Will you write out the data exactly, excluding every picture?
-- Start of Record excerpts --
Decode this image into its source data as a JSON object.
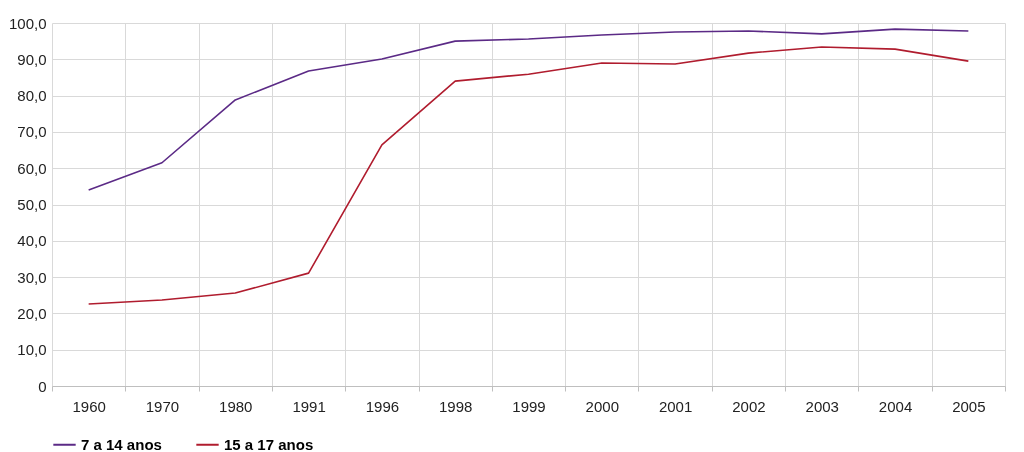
{
  "chart_data": {
    "type": "line",
    "categories": [
      "1960",
      "1970",
      "1980",
      "1991",
      "1996",
      "1998",
      "1999",
      "2000",
      "2001",
      "2002",
      "2003",
      "2004",
      "2005"
    ],
    "series": [
      {
        "name": "7 a 14 anos",
        "color": "#5b2a86",
        "values": [
          54.0,
          61.5,
          78.8,
          86.8,
          90.1,
          95.0,
          95.6,
          96.7,
          97.5,
          97.8,
          97.0,
          98.3,
          97.8
        ]
      },
      {
        "name": "15 a 17 anos",
        "color": "#b01c2e",
        "values": [
          22.6,
          23.7,
          25.6,
          31.1,
          66.4,
          84.0,
          85.9,
          89.0,
          88.7,
          91.7,
          93.4,
          92.8,
          89.5
        ]
      }
    ],
    "ylim": [
      0,
      100
    ],
    "yticks": [
      {
        "value": 0,
        "label": "0"
      },
      {
        "value": 10,
        "label": "10,0"
      },
      {
        "value": 20,
        "label": "20,0"
      },
      {
        "value": 30,
        "label": "30,0"
      },
      {
        "value": 40,
        "label": "40,0"
      },
      {
        "value": 50,
        "label": "50,0"
      },
      {
        "value": 60,
        "label": "60,0"
      },
      {
        "value": 70,
        "label": "70,0"
      },
      {
        "value": 80,
        "label": "80,0"
      },
      {
        "value": 90,
        "label": "90,0"
      },
      {
        "value": 100,
        "label": "100,0"
      }
    ],
    "grid": true,
    "legend": "bottom",
    "marker": "none",
    "line_style": "solid"
  }
}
-- End of Record excerpts --
◆ Task response ◆
Decode this image into its source data as a JSON object.
{
  "chart_data": {
    "type": "line",
    "categories": [
      "1960",
      "1970",
      "1980",
      "1991",
      "1996",
      "1998",
      "1999",
      "2000",
      "2001",
      "2002",
      "2003",
      "2004",
      "2005"
    ],
    "series": [
      {
        "name": "7 a 14 anos",
        "color": "#5b2a86",
        "values": [
          54.0,
          61.5,
          78.8,
          86.8,
          90.1,
          95.0,
          95.6,
          96.7,
          97.5,
          97.8,
          97.0,
          98.3,
          97.8
        ]
      },
      {
        "name": "15 a 17 anos",
        "color": "#b01c2e",
        "values": [
          22.6,
          23.7,
          25.6,
          31.1,
          66.4,
          84.0,
          85.9,
          89.0,
          88.7,
          91.7,
          93.4,
          92.8,
          89.5
        ]
      }
    ],
    "ylim": [
      0,
      100
    ],
    "yticks": [
      {
        "value": 0,
        "label": "0"
      },
      {
        "value": 10,
        "label": "10,0"
      },
      {
        "value": 20,
        "label": "20,0"
      },
      {
        "value": 30,
        "label": "30,0"
      },
      {
        "value": 40,
        "label": "40,0"
      },
      {
        "value": 50,
        "label": "50,0"
      },
      {
        "value": 60,
        "label": "60,0"
      },
      {
        "value": 70,
        "label": "70,0"
      },
      {
        "value": 80,
        "label": "80,0"
      },
      {
        "value": 90,
        "label": "90,0"
      },
      {
        "value": 100,
        "label": "100,0"
      }
    ],
    "grid": true,
    "legend": "bottom",
    "marker": "none",
    "line_style": "solid"
  }
}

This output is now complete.